■ Extracted data
+---+
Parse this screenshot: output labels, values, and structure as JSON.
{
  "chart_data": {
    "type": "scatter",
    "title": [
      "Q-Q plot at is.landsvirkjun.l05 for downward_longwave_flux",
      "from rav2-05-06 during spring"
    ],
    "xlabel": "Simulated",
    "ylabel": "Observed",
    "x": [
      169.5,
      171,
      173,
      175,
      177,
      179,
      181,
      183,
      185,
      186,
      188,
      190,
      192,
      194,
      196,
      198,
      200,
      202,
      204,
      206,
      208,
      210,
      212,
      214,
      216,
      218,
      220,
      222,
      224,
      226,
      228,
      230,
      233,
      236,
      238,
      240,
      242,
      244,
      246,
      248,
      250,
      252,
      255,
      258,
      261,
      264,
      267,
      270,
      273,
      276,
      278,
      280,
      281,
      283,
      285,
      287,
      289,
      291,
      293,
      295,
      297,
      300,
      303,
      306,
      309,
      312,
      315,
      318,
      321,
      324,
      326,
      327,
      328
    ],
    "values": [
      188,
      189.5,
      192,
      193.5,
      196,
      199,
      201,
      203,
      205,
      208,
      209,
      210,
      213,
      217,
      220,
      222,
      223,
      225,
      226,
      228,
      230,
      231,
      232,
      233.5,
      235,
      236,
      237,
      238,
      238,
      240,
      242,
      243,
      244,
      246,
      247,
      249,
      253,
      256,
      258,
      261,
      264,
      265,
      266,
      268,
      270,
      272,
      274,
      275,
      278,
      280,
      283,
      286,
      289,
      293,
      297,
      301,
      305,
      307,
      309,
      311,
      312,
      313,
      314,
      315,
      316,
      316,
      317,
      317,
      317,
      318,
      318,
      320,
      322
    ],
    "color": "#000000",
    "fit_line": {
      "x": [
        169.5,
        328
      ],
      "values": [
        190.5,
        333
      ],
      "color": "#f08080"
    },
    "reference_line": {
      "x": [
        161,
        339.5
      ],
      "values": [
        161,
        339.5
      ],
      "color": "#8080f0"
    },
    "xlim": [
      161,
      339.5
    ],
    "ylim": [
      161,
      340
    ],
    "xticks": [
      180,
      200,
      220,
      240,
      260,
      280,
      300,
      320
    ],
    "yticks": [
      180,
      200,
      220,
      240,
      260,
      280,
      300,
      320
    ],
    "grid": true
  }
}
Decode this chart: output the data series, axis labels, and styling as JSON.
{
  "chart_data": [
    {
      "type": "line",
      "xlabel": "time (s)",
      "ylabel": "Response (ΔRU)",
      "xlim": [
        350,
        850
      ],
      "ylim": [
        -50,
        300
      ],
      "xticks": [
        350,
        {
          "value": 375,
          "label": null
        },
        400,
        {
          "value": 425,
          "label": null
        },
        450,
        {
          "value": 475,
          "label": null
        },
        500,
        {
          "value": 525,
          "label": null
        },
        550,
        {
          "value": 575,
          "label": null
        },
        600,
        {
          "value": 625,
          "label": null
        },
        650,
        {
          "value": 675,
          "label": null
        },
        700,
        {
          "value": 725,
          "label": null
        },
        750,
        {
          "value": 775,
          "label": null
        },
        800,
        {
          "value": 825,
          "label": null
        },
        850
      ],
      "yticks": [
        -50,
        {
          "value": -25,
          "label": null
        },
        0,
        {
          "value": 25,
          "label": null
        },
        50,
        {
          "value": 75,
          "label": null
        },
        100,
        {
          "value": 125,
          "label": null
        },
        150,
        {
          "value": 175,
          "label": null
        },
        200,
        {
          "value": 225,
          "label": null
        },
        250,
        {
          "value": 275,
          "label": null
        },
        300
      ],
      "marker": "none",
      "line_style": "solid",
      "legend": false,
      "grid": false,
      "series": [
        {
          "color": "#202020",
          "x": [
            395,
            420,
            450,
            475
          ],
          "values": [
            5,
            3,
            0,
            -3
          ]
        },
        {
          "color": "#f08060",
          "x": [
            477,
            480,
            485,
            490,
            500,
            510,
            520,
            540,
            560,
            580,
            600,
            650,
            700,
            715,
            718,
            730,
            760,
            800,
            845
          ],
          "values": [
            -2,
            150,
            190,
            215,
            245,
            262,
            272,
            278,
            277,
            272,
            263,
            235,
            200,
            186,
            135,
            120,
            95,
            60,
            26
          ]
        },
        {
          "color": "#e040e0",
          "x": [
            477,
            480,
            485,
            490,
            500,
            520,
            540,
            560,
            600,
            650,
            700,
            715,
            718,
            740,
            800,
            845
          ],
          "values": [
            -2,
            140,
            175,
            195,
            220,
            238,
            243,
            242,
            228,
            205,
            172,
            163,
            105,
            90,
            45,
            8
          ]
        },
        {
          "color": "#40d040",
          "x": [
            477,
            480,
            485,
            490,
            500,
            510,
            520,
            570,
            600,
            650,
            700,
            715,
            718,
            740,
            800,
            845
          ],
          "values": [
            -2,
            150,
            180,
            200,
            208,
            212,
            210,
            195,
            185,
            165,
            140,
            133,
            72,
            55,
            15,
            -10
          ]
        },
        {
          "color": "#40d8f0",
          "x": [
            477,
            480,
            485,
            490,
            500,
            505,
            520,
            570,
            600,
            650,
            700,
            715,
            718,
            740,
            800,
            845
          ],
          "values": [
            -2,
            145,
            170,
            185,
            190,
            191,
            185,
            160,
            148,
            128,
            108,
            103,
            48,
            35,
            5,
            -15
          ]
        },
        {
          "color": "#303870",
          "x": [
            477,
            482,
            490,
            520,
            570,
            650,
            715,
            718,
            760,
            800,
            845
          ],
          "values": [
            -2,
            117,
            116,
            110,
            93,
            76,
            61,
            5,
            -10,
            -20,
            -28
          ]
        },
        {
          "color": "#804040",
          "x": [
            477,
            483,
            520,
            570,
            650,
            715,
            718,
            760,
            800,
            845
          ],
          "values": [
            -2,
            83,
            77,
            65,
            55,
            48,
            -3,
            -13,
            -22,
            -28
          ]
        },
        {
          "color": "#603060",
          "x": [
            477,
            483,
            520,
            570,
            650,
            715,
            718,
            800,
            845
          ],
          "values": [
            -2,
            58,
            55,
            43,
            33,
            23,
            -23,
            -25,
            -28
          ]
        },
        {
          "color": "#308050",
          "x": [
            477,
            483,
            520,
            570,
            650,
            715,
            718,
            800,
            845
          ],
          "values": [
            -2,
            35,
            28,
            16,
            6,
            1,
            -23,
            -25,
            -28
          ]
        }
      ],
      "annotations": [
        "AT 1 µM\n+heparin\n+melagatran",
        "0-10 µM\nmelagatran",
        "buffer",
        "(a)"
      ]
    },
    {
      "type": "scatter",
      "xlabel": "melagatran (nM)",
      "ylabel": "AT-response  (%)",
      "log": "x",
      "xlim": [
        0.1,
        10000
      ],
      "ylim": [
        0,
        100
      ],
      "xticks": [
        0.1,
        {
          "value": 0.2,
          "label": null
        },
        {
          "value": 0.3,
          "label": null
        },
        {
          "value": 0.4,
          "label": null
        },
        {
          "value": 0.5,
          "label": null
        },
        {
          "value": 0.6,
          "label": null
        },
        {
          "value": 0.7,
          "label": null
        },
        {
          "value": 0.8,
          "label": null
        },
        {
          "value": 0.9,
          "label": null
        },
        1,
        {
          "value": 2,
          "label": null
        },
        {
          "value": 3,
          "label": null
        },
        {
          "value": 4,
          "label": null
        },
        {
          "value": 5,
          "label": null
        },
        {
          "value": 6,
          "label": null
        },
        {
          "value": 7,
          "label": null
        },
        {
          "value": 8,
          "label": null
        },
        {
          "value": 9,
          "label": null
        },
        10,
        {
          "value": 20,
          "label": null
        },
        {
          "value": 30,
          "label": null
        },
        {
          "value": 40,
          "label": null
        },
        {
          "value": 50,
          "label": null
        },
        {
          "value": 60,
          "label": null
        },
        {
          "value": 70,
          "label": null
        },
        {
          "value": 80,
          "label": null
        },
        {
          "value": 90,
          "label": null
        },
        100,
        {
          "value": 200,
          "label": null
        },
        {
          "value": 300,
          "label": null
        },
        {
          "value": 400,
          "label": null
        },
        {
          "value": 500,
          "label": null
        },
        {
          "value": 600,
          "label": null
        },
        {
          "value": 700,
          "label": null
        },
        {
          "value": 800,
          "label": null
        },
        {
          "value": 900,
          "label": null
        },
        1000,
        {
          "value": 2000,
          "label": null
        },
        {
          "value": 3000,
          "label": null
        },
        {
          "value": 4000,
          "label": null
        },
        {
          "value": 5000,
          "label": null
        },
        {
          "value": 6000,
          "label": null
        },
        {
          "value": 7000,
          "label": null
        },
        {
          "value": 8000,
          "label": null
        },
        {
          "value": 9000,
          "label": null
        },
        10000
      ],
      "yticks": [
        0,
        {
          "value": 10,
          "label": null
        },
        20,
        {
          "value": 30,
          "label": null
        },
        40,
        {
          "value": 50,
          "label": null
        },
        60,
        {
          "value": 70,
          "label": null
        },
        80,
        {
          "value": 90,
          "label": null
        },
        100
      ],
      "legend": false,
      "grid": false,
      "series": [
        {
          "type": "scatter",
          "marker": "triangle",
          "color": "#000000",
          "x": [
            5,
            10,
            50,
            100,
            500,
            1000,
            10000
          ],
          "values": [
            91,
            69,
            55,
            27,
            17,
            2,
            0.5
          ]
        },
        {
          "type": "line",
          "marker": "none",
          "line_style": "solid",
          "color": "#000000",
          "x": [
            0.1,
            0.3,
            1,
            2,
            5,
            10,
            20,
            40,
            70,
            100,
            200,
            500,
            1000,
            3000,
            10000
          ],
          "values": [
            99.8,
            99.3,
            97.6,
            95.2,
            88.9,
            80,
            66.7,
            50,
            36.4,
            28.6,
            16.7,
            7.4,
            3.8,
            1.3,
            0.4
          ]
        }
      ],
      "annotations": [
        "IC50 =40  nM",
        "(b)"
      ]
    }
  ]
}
+---+
■ Goal
Locate all lines that include the word "xlabel" and copy them out.

■ Final answer
    "xlabel": "Simulated",
      "xlabel": "time (s)",
      "xlabel": "melagatran (nM)",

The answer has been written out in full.